Look for the string "勤奋学习" in the lines and copy each line that has it.

◆ ◆ ◆ ◆ ◆

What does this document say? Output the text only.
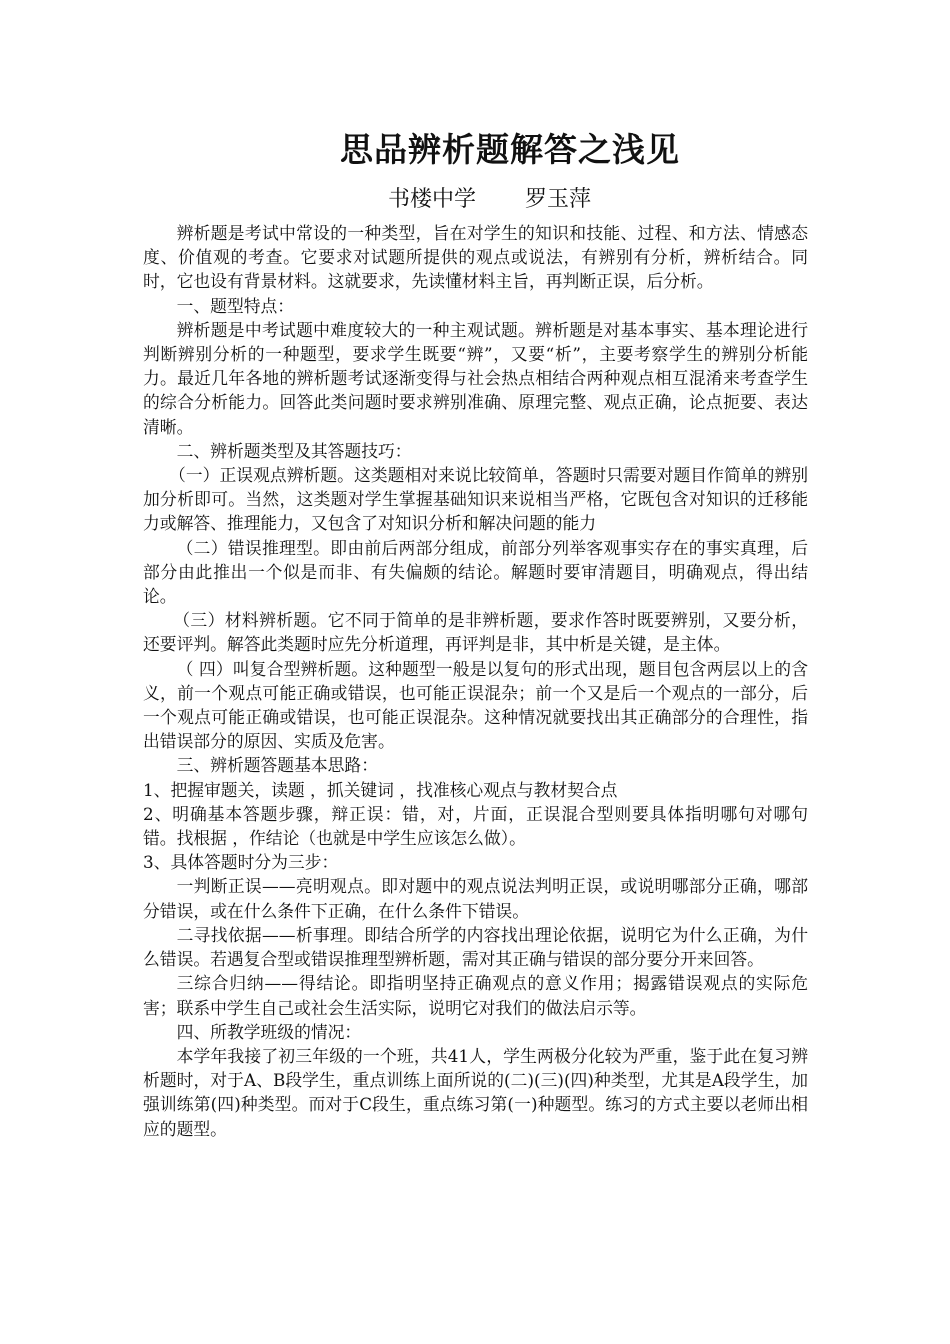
思品辨析题解答之浅见
书楼中学       罗玉萍

辨析题是考试中常设的一种类型，旨在对学生的知识和技能、过程、和方法、情感态度、价值观的考查。它要求对试题所提供的观点或说法，有辨别有分析，辨析结合。同时，它也设有背景材料。这就要求，先读懂材料主旨，再判断正误，后分析。

一、题型特点：

辨析题是中考试题中难度较大的一种主观试题。辨析题是对基本事实、基本理论进行判断辨别分析的一种题型，要求学生既要“辨”，又要“析”，主要考察学生的辨别分析能力。最近几年各地的辨析题考试逐渐变得与社会热点相结合两种观点相互混淆来考查学生的综合分析能力。回答此类问题时要求辨别准确、原理完整、观点正确，论点扼要、表达清晰。

二、辨析题类型及其答题技巧：

（一）正误观点辨析题。这类题相对来说比较简单，答题时只需要对题目作简单的辨别加分析即可。当然，这类题对学生掌握基础知识来说相当严格，它既包含对知识的迁移能力或解答、推理能力，又包含了对知识分析和解决问题的能力

（二）错误推理型。即由前后两部分组成，前部分列举客观事实存在的事实真理，后部分由此推出一个似是而非、有失偏颇的结论。解题时要审清题目，明确观点，得出结论。

（三）材料辨析题。它不同于简单的是非辨析题，要求作答时既要辨别，又要分析，还要评判。解答此类题时应先分析道理，再评判是非，其中析是关键，是主体。

（ 四）叫复合型辨析题。这种题型一般是以复句的形式出现，题目包含两层以上的含义，前一个观点可能正确或错误，也可能正误混杂；前一个又是后一个观点的一部分，后一个观点可能正确或错误，也可能正误混杂。这种情况就要找出其正确部分的合理性，指出错误部分的原因、实质及危害。

三、辨析题答题基本思路：

1、把握审题关，读题 ，抓关键词 ，找准核心观点与教材契合点

2、明确基本答题步骤，辩正误：错，对，片面，正误混合型则要具体指明哪句对哪句错。找根据 ，作结论（也就是中学生应该怎么做）。

3、具体答题时分为三步：

一判断正误——亮明观点。即对题中的观点说法判明正误，或说明哪部分正确，哪部分错误，或在什么条件下正确，在什么条件下错误。

二寻找依据——析事理。即结合所学的内容找出理论依据，说明它为什么正确，为什么错误。若遇复合型或错误推理型辨析题，需对其正确与错误的部分要分开来回答。

三综合归纳——得结论。即指明坚持正确观点的意义作用；揭露错误观点的实际危害；联系中学生自己或社会生活实际，说明它对我们的做法启示等。

四、所教学班级的情况：

本学年我接了初三年级的一个班，共41人，学生两极分化较为严重，鉴于此在复习辨析题时，对于A、B段学生，重点训练上面所说的(二)(三)(四)种类型，尤其是A段学生，加强训练第(四)种类型。而对于C段生，重点练习第(一)种题型。练习的方式主要以老师出相应的题型。
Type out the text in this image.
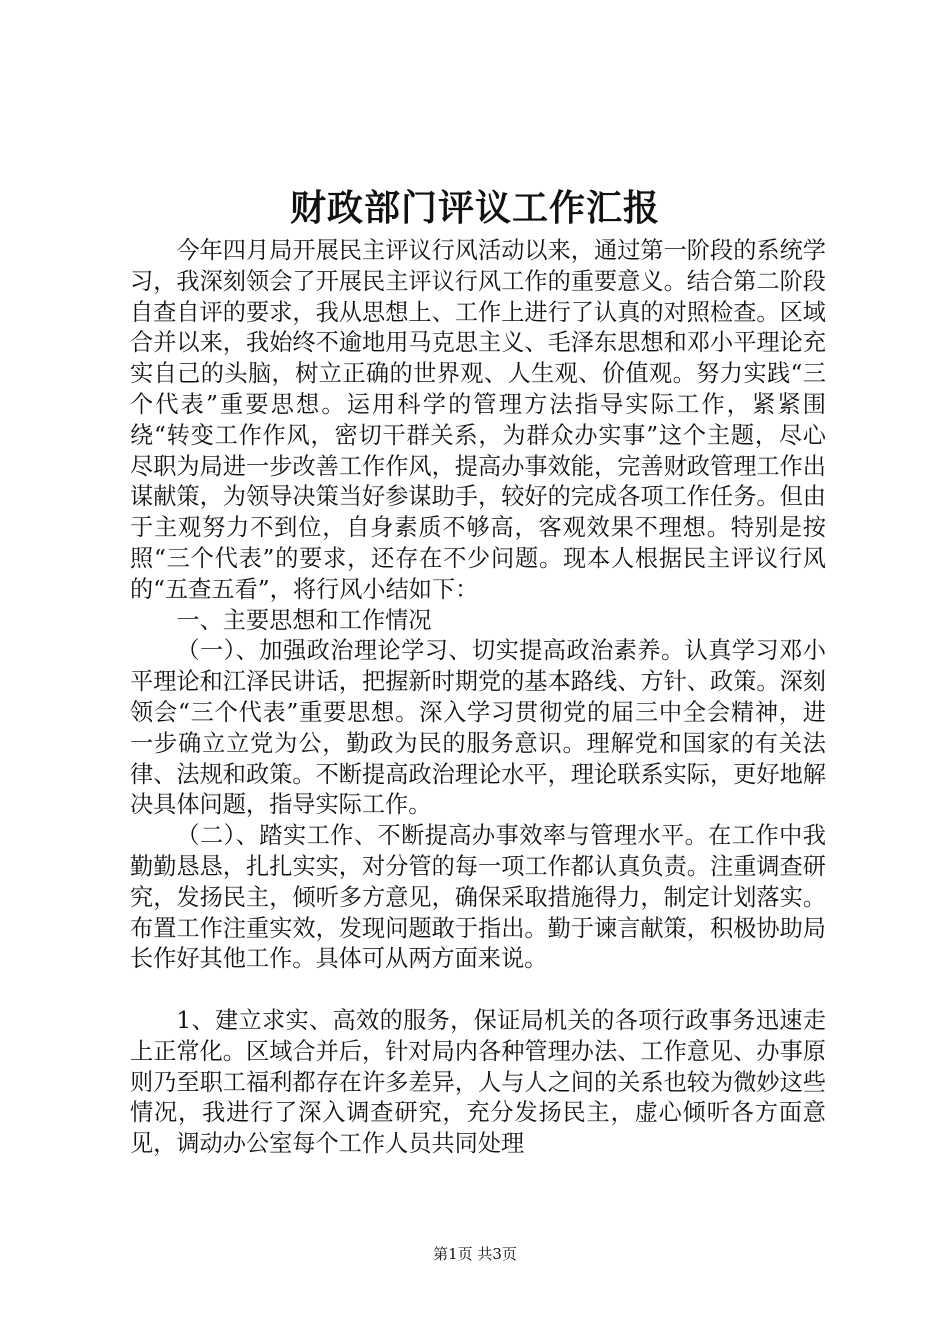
财政部门评议工作汇报

今年四月局开展民主评议行风活动以来，通过第一阶段的系统学习，我深刻领会了开展民主评议行风工作的重要意义。结合第二阶段自查自评的要求，我从思想上、工作上进行了认真的对照检查。区域合并以来，我始终不逾地用马克思主义、毛泽东思想和邓小平理论充实自己的头脑，树立正确的世界观、人生观、价值观。努力实践“三个代表”重要思想。运用科学的管理方法指导实际工作，紧紧围绕“转变工作作风，密切干群关系，为群众办实事”这个主题，尽心尽职为局进一步改善工作作风，提高办事效能，完善财政管理工作出谋献策，为领导决策当好参谋助手，较好的完成各项工作任务。但由于主观努力不到位，自身素质不够高，客观效果不理想。特别是按照“三个代表”的要求，还存在不少问题。现本人根据民主评议行风的“五查五看”，将行风小结如下：

一、主要思想和工作情况

（一）、加强政治理论学习、切实提高政治素养。认真学习邓小平理论和江泽民讲话，把握新时期党的基本路线、方针、政策。深刻领会“三个代表”重要思想。深入学习贯彻党的届三中全会精神，进一步确立立党为公，勤政为民的服务意识。理解党和国家的有关法律、法规和政策。不断提高政治理论水平，理论联系实际，更好地解决具体问题，指导实际工作。

（二）、踏实工作、不断提高办事效率与管理水平。在工作中我勤勤恳恳，扎扎实实，对分管的每一项工作都认真负责。注重调查研究，发扬民主，倾听多方意见，确保采取措施得力，制定计划落实。布置工作注重实效，发现问题敢于指出。勤于谏言献策，积极协助局长作好其他工作。具体可从两方面来说。

1、建立求实、高效的服务，保证局机关的各项行政事务迅速走上正常化。区域合并后，针对局内各种管理办法、工作意见、办事原则乃至职工福利都存在许多差异，人与人之间的关系也较为微妙这些情况，我进行了深入调查研究，充分发扬民主，虚心倾听各方面意见，调动办公室每个工作人员共同处理

第1页 共3页
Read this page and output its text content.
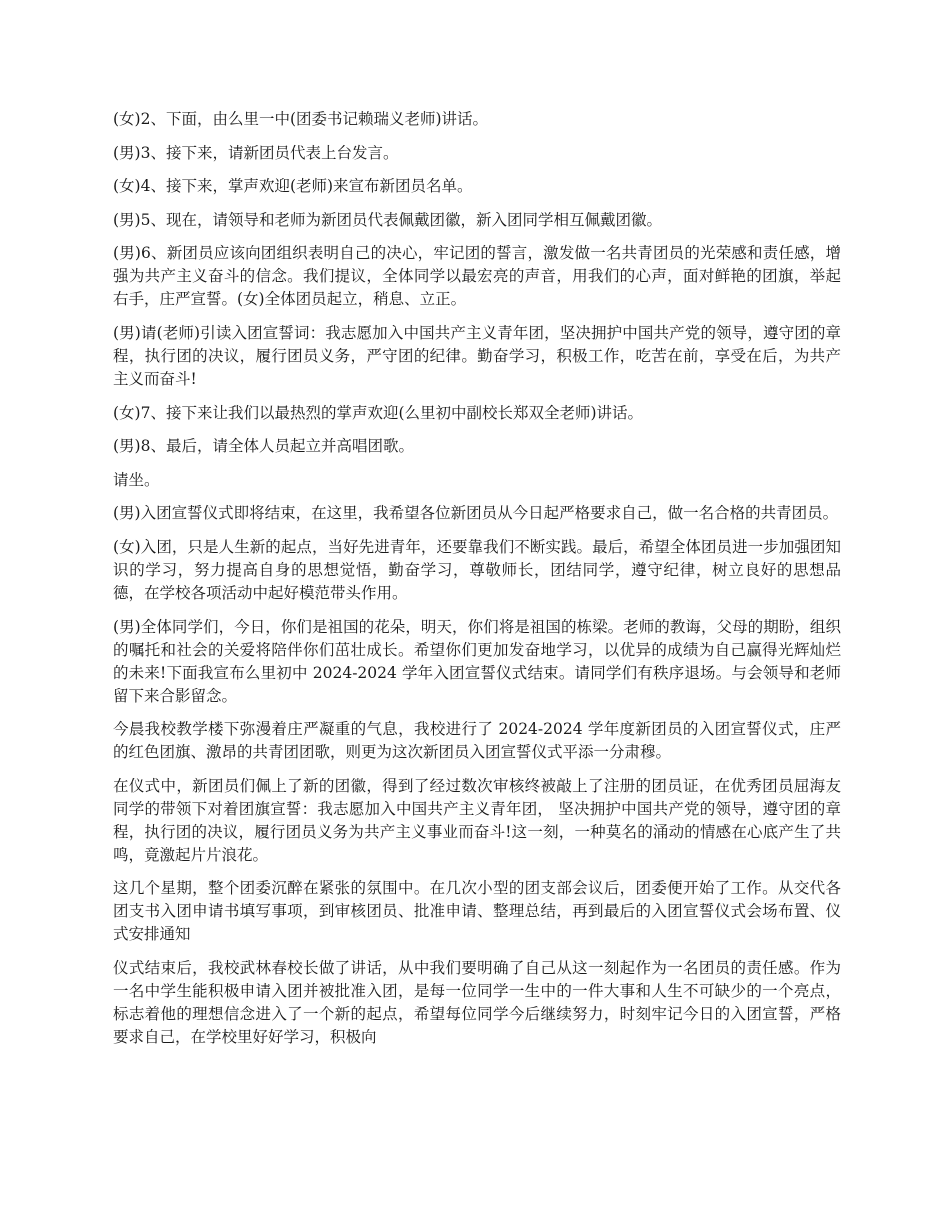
(女)2、下面，由么里一中(团委书记赖瑞义老师)讲话。

(男)3、接下来，请新团员代表上台发言。

(女)4、接下来，掌声欢迎(老师)来宣布新团员名单。

(男)5、现在，请领导和老师为新团员代表佩戴团徽，新入团同学相互佩戴团徽。

(男)6、新团员应该向团组织表明自己的决心，牢记团的誓言，激发做一名共青团员的光荣感和责任感，增强为共产主义奋斗的信念。我们提议，全体同学以最宏亮的声音，用我们的心声，面对鲜艳的团旗，举起右手，庄严宣誓。(女)全体团员起立，稍息、立正。

(男)请(老师)引读入团宣誓词：我志愿加入中国共产主义青年团，坚决拥护中国共产党的领导，遵守团的章程，执行团的决议，履行团员义务，严守团的纪律。勤奋学习，积极工作，吃苦在前，享受在后，为共产主义而奋斗!

(女)7、接下来让我们以最热烈的掌声欢迎(么里初中副校长郑双全老师)讲话。

(男)8、最后，请全体人员起立并高唱团歌。

请坐。

(男)入团宣誓仪式即将结束，在这里，我希望各位新团员从今日起严格要求自己，做一名合格的共青团员。

(女)入团，只是人生新的起点，当好先进青年，还要靠我们不断实践。最后，希望全体团员进一步加强团知识的学习，努力提高自身的思想觉悟，勤奋学习，尊敬师长，团结同学，遵守纪律，树立良好的思想品德，在学校各项活动中起好模范带头作用。

(男)全体同学们，今日，你们是祖国的花朵，明天，你们将是祖国的栋梁。老师的教诲，父母的期盼，组织的嘱托和社会的关爱将陪伴你们茁壮成长。希望你们更加发奋地学习，以优异的成绩为自己赢得光辉灿烂的未来!下面我宣布么里初中 2024-2024 学年入团宣誓仪式结束。请同学们有秩序退场。与会领导和老师留下来合影留念。

今晨我校教学楼下弥漫着庄严凝重的气息，我校进行了 2024-2024 学年度新团员的入团宣誓仪式，庄严的红色团旗、激昂的共青团团歌，则更为这次新团员入团宣誓仪式平添一分肃穆。

在仪式中，新团员们佩上了新的团徽，得到了经过数次审核终被敲上了注册的团员证，在优秀团员屈海友同学的带领下对着团旗宣誓：我志愿加入中国共产主义青年团， 坚决拥护中国共产党的领导，遵守团的章程，执行团的决议，履行团员义务为共产主义事业而奋斗!这一刻，一种莫名的涌动的情感在心底产生了共鸣，竟激起片片浪花。

这几个星期，整个团委沉醉在紧张的氛围中。在几次小型的团支部会议后，团委便开始了工作。从交代各团支书入团申请书填写事项，到审核团员、批准申请、整理总结，再到最后的入团宣誓仪式会场布置、仪式安排通知

仪式结束后，我校武林春校长做了讲话，从中我们要明确了自己从这一刻起作为一名团员的责任感。作为一名中学生能积极申请入团并被批准入团，是每一位同学一生中的一件大事和人生不可缺少的一个亮点，标志着他的理想信念进入了一个新的起点，希望每位同学今后继续努力，时刻牢记今日的入团宣誓，严格要求自己，在学校里好好学习，积极向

◆ ◆ ◆ ◆ ◆

TASK RESULT:
(男)请(老师)引读入团宣誓词：我志愿加入中国共产主义青年团，坚决拥护中国共产党的领导，遵守团的章程，执行团的决议，履行团员义务，严守团的纪律。勤奋学习，积极工作，吃苦在前，享受在后，为共产主义而奋斗!
(女)入团，只是人生新的起点，当好先进青年，还要靠我们不断实践。最后，希望全体团员进一步加强团知识的学习，努力提高自身的思想觉悟，勤奋学习，尊敬师长，团结同学，遵守纪律，树立良好的思想品德，在学校各项活动中起好模范带头作用。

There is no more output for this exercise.